» **DOCUMENT SECTION**:
┄┄┄┄┄┄┄┄┄┄┄┄┄┄┄┄┄┄┄┄

Weltanschauung: A Loaded Loanword with Key Lessons for Africa’s Leadership

Published on 21st May 2019

A Choking Continent Panting for a River of Rejuvenation

From its Germanic origin, Weltanschauung (worldview) communicates its original meaning in a compact and effective way. Loanwords are foreign words assimilated wholesome into the English language to maintain their integrity of meaning and impact. Schadenfreude (the pleasure that someone derives from another person's misfortune) is another salient example. At a time when debt diplomacy is gaining ground in Africa with some countries choking with escalating foreign loans, lessons from such rich loanwords make for a refreshing river of free lessons to rejuvenate the worldview of African leaders – inherent in their conception, philosophy, and the broad view of the world: Weltanschauung.

No leader is spared the challenge. Each must engage a transformed worldview when facing the conflicts around the delicate triangle of power play, partnerships, and participation in ways that take cognizance of sensitive stakeholder perceptions. Why should we care about “worldview” when handling a topic as broad and complex as leadership? The leaders have not only been too late, but they continue to lag in the global race to transforming the livelihoods of the citizenry they serve. Four critical areas requiring a change of worldview emerge.

Changing the Worldview from Reactive to Proactive Action, Short-term to Long-term Thinking

Generation after generation, little has changed in terms of a leadership that exhibits conviction and sacrifice to serve the long-term common good. Instead, there is mounting evidence of leadership that perpetuates personal convenience and reactive responses to short-term stimuli. Selfless service and intergenerational long-term plans cannot thrive in this scenario. Ultimately, poor governance models and frameworks prevail. Salient examples abound:

  • Tree planting is not a sustained strategic action, but a piecemeal and isolated activity reserved for commemorating national holidays and visits by “VIPs.” Can this approach achieve and sustain the recommended forest cover?
  • Disaster prevention measures and compliance monitoring reach a short-term peak after major fatalities. That is when leaders communicate eloquent explanations of robust policies and their “resolve” to ensure strict enforcement.
  • New, ambitious plans are launched with combat-ready gusto even before completing the foundational systems and plans. Education, health and housing sectors have been key casualties of this trend. Plans, if any, hardly survive the change of governments because they are not institutionalised.

Changing the Worldview from Linear Thinking to Systems Thinking

The culture of glorifying isolated events loses grasp of the dynamic view of reality revealed in the patterns producing these events. Again, salient examples abound:

  • Incentives for national heroes are reserved for public holidays, but without proper and process-driven preparations supported by a transparent and inclusive nomination formula. Cases of debating which fair formula should have been applied to guide decisions long after giving out prizes are not uncommon.
  • Ethnic divisions and historical injustices are fanned towards elections. The main goal? To serve the ego and greed of politicians. Otherwise respectable opinion leaders then act like shadow stakeholders as they urge citizens to calm down, trust in the divine, and accept the outcomes of the flawed processes. Negative peace is the result, which is hardly sustainable.

┄┄┄┄┄┄┄┄┄┄┄┄┄┄┄┄┄┄┄┄

» **ROWS**:
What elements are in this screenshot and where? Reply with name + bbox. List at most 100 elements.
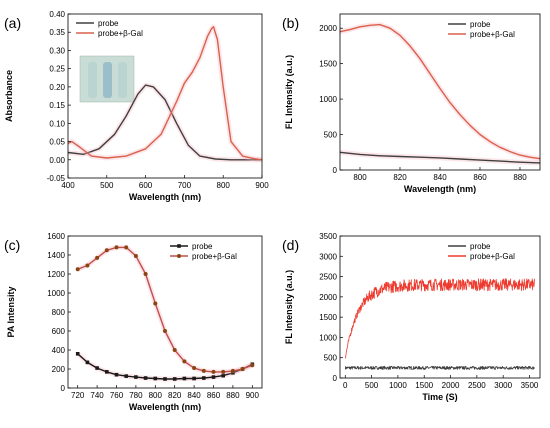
data-point [85,360,90,365]
data-point [153,376,158,381]
vial-icon [103,62,112,98]
x-tick-label: 900 [246,391,260,400]
data-point [153,301,158,306]
vial-icon [88,62,97,98]
data-point [85,263,90,268]
y-tick-label: 200 [52,365,66,374]
axes-frame [339,235,541,379]
data-point [95,366,99,370]
legend-marker [177,254,181,258]
y-tick-label: 3000 [319,252,337,261]
series-line [67,84,262,161]
x-tick-label: 1000 [389,381,407,390]
x-tick-label: 600 [139,181,153,190]
data-point [172,348,177,352]
y-axis-label: FL Intensity (a.u.) [284,270,294,344]
panel-label: (c) [4,237,20,253]
x-tick-label: 3500 [521,381,539,390]
data-point [75,267,80,272]
y-tick-label: 1000 [47,289,65,298]
data-point [133,253,138,258]
x-tick-label: 820 [393,173,407,182]
legend-label: probe [192,242,213,251]
series-line [77,246,253,373]
y-tick-label: 0 [333,166,338,175]
data-point [182,359,187,364]
y-tick-label: 2500 [319,273,337,282]
y-tick-label: 0.15 [49,101,65,110]
vial-icon [118,62,127,98]
y-tick-label: 2000 [319,24,337,33]
y-axis-label: Absorbance [4,70,14,122]
x-axis-label: Wavelength (nm) [129,402,201,412]
data-point [124,245,129,250]
legend-label: probe+β-Gal [470,30,515,39]
data-point [172,377,177,381]
y-tick-label: 400 [52,346,66,355]
x-tick-label: 2000 [442,381,460,390]
x-tick-label: 800 [353,173,367,182]
y-tick-label: 2000 [319,293,337,302]
x-tick-label: 720 [71,391,85,400]
data-point [163,377,167,381]
x-tick-label: 740 [90,391,104,400]
data-point [124,374,128,378]
x-tick-label: 800 [149,391,163,400]
x-axis-label: Wavelength (nm) [404,184,476,194]
data-point [163,329,167,333]
y-axis-label: PA Intensity [6,286,16,337]
data-point [143,272,148,276]
panel-label: (d) [282,237,299,253]
chart-panel-2: (b) 800 820 840 860 880 0 500 1000 1500 2000 Wavele… [282,13,541,194]
data-point [104,248,109,253]
legend-label: probe [98,19,119,28]
x-tick-label: 500 [100,181,114,190]
y-tick-label: 500 [324,354,338,363]
y-tick-label: 1000 [319,333,337,342]
data-point [75,352,80,356]
x-tick-label: 840 [187,391,201,400]
y-tick-label: 800 [52,308,66,317]
y-tick-label: 1400 [47,251,65,260]
legend-label: probe [470,20,491,29]
data-point [182,376,187,381]
series-glow [339,22,541,162]
series-line [344,278,536,359]
data-point [250,363,255,368]
y-tick-label: 1200 [47,270,65,279]
data-point [143,376,148,380]
x-tick-label: 3000 [494,381,512,390]
data-point [105,370,109,374]
x-tick-label: 880 [513,173,527,182]
series-line [67,26,263,161]
x-tick-label: 500 [365,381,379,390]
x-tick-label: 0 [343,381,348,390]
data-point [192,366,197,371]
y-tick-label: 3500 [319,232,337,241]
x-tick-label: 820 [168,391,182,400]
data-point [240,367,245,371]
data-point [211,375,216,379]
series-glow [76,244,254,375]
series-line [344,365,535,370]
panel-label: (a) [4,15,21,31]
chart-panel-4: (d) 0 500 1000 1500 2000 2500 3000 3500 0 500 1000 1… [282,232,541,402]
data-point [230,368,235,373]
y-axis-label: FL Intensity (a.u.) [284,55,294,129]
x-tick-label: 880 [226,391,240,400]
y-tick-label: 0.40 [49,10,65,19]
legend-label: probe+β-Gal [192,252,237,261]
legend-label: probe+β-Gal [470,252,515,261]
data-point [134,375,138,379]
y-tick-label: 1500 [319,60,337,69]
x-axis-label: Wavelength (nm) [129,192,201,202]
y-tick-label: 500 [324,131,338,140]
data-point [114,245,119,250]
y-tick-label: 0.20 [49,83,65,92]
y-tick-label: 0.00 [49,156,65,165]
y-tick-label: 1600 [47,232,65,241]
x-tick-label: 800 [217,181,231,190]
chart-panel-3: (c) 720 740 760 780 800 820 840 860 880 900 0 200 400… [4,232,263,412]
data-point [202,376,206,380]
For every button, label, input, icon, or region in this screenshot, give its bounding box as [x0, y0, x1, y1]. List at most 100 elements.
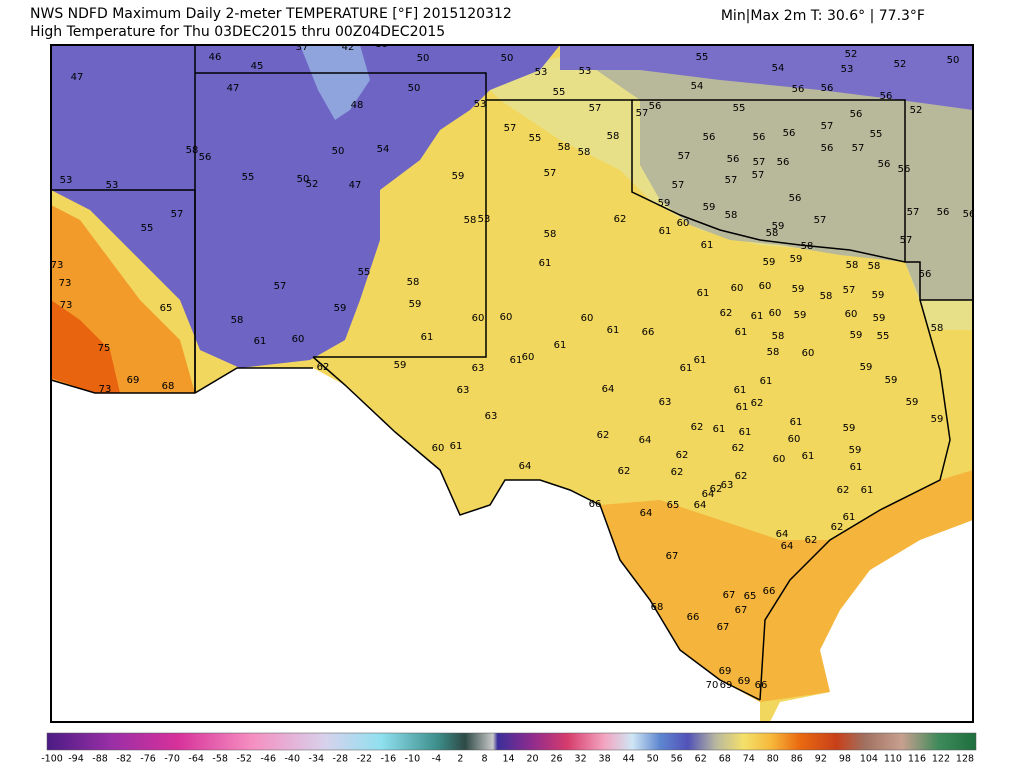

┄┄┄┄┄┄┄┄┄┄┄┄┄┄┄┄┄┄┄┄

» **GIVEN TASK 1**: Reproduce the passage of the essay on Africa's leadership from "No leader is" up to and including "of worldview emerge.".
» **GIVEN TASK 2**: Take the essay on Africa's leadership further, picking up right after its last sentence.
The rows were taken from a different source than the essay above.

» **EXPECTED OUTPUT 1**:
No leader is spared the challenge. Each must engage a transformed worldview when facing the conflicts around the delicate triangle of power play, partnerships, and participation in ways that take cognizance of sensitive stakeholder perceptions. Why should we care about “worldview” when handling a topic as broad and complex as leadership? The leaders have not only been too late, but they continue to lag in the global race to transforming the livelihoods of the citizenry they serve. Four critical areas requiring a change of worldview emerge.

» **EXPECTED OUTPUT 2**:
These are heart-breaking cases of linear thinking and reactive combat, a distant cry from the recommended systems thinking and proactive leadership. Without a doubt, this kind of leadership is wanting in what Barry Richmond calls “10,000 Metre Thinking” and “Dynamic Thinking.” These thinking skills afford us a big-picture of the structure and behaviour of emergent problems, their interconnectedness, and their interdependencies in the bigger whole. One key aspect of the desired systemic view is akin to a panoramic view of the landscape from a jet airliner on a bright day, hence the name “10,000 Metre Thinking.”

Changing the Worldview from Wasting Emotions on Trivialities to a Wise Focus on the Big Picture

Traffic jam situations in key urban centres illustrate this example. Leaders with a caged worldview act like a driver stuck in a traffic jam. The driver reacts to aggressions from a fellow driver crossing the lane without courtesy. Sticking the neck out through a narrow window space to hurl an insult or two is a common response to this provocation. Personal convenience and readiness to fight dominate this scene, as opposed to the civility and conviction of responsible behaviour for the greater common good. Wasting emotional energy on such petty grievances takes the centre stage, as if the traffic jam was the only problem in the city. Here, the broad perspective of “10,000 Metre Thinking” offers the vantage position from which a transformed worldview can appreciate that there are many other problems in the urban region with deep roots, such as crime, unplanned buildings, food scarcity, water scarcity and quality, energy crisis and garbage collection challenges, among others. Isn’t the traffic jam just a junior sibling in a large family of problems with deep roots in years of corruption and neglect with failures in administration, management, planning, and overall leadership?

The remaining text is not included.